What to work on:
Note each line that includes the word "vostro". Copy those lines.

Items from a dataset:
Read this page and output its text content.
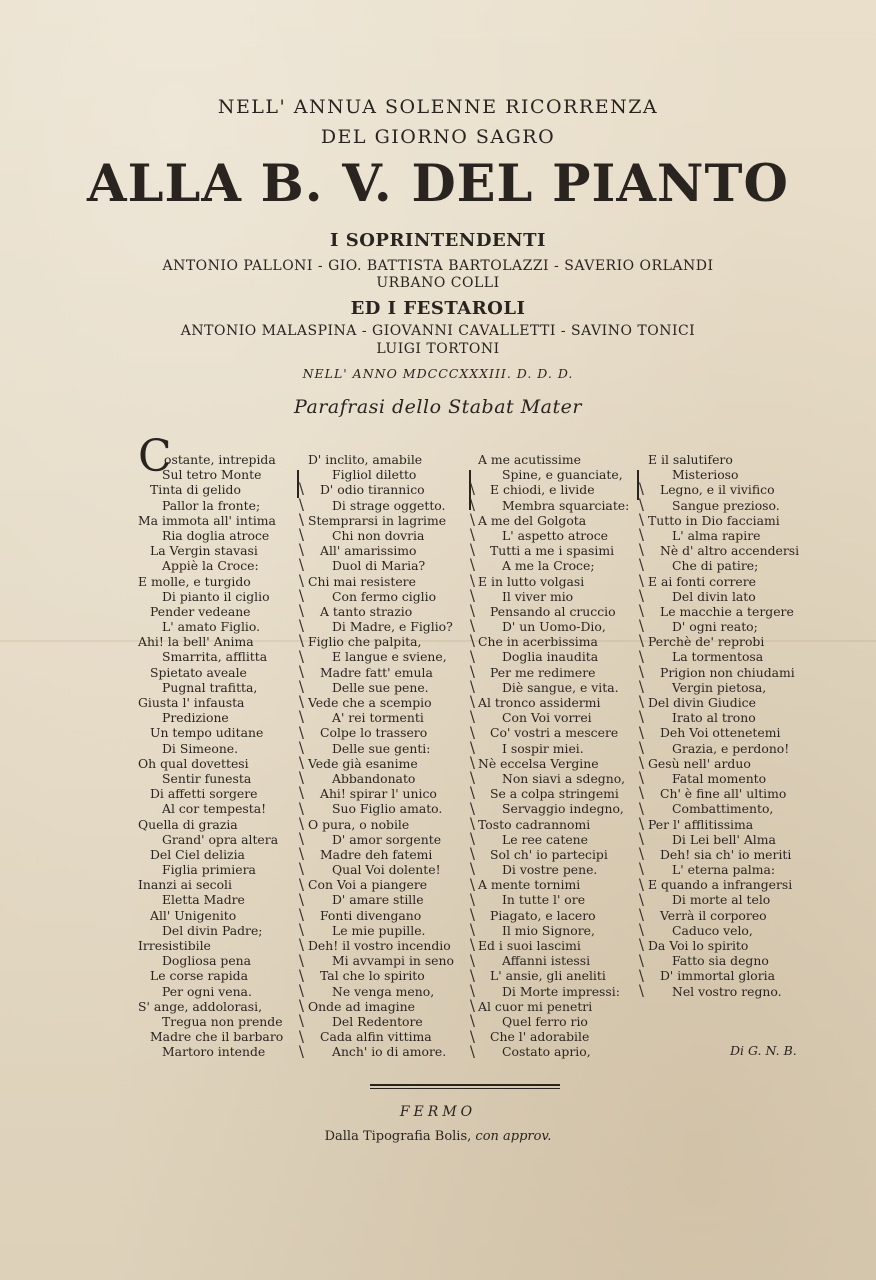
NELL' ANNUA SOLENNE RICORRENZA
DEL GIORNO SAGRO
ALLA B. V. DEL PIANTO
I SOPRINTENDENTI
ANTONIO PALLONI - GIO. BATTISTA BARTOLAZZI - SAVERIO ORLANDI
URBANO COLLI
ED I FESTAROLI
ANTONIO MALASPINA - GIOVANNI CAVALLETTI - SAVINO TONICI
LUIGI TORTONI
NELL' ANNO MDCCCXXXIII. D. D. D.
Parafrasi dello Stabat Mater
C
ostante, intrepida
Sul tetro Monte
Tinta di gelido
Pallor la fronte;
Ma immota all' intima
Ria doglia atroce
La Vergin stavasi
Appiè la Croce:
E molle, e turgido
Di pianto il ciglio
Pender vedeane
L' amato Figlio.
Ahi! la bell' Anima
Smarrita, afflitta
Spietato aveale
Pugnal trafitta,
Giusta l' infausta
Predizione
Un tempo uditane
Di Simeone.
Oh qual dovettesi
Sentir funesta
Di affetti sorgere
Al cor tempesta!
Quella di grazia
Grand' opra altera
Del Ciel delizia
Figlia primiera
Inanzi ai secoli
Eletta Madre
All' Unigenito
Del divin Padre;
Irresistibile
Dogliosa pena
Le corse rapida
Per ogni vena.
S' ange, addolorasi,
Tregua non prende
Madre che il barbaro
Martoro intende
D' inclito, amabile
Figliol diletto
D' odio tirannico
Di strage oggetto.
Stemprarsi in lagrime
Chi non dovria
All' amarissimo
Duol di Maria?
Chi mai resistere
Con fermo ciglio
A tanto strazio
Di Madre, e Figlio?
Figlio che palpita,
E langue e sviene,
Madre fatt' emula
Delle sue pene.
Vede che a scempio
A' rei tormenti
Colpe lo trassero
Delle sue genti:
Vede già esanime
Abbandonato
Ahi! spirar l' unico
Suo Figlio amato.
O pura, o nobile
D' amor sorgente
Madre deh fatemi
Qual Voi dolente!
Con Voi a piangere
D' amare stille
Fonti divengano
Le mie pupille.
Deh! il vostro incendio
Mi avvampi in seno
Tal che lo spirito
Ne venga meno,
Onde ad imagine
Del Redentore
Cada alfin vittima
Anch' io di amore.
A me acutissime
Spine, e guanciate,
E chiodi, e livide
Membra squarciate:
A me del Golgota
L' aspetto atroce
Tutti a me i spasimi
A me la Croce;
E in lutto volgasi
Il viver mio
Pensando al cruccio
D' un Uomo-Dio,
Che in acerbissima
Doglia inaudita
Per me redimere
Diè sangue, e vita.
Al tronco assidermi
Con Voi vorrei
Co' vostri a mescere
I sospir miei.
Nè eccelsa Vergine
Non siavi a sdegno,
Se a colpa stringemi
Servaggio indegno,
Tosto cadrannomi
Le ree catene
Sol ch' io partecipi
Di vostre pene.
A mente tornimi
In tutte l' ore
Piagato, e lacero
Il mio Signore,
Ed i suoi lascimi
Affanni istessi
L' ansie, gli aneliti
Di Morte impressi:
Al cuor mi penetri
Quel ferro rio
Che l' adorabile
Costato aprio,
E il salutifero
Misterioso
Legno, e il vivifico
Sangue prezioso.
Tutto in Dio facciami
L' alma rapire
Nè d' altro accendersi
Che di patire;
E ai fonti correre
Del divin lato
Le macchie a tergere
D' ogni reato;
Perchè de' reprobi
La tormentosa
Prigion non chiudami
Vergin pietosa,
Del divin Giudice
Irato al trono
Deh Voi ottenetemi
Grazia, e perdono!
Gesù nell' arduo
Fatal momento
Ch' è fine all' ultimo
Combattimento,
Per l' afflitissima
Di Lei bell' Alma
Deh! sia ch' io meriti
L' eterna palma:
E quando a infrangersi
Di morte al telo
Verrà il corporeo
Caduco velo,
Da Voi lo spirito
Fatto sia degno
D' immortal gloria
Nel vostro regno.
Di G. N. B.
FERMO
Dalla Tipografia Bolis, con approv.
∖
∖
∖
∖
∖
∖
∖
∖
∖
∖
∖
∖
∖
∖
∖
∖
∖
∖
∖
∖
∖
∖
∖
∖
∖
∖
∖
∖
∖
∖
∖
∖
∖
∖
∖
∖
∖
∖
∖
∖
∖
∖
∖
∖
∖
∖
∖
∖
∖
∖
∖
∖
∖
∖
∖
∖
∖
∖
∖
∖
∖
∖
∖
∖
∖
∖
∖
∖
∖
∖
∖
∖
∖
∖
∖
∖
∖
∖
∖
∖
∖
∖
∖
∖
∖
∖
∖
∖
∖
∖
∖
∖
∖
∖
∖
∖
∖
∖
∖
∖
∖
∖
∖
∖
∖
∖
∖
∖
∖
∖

Result of this task:
Deh! il vostro incendio
Nel vostro regno.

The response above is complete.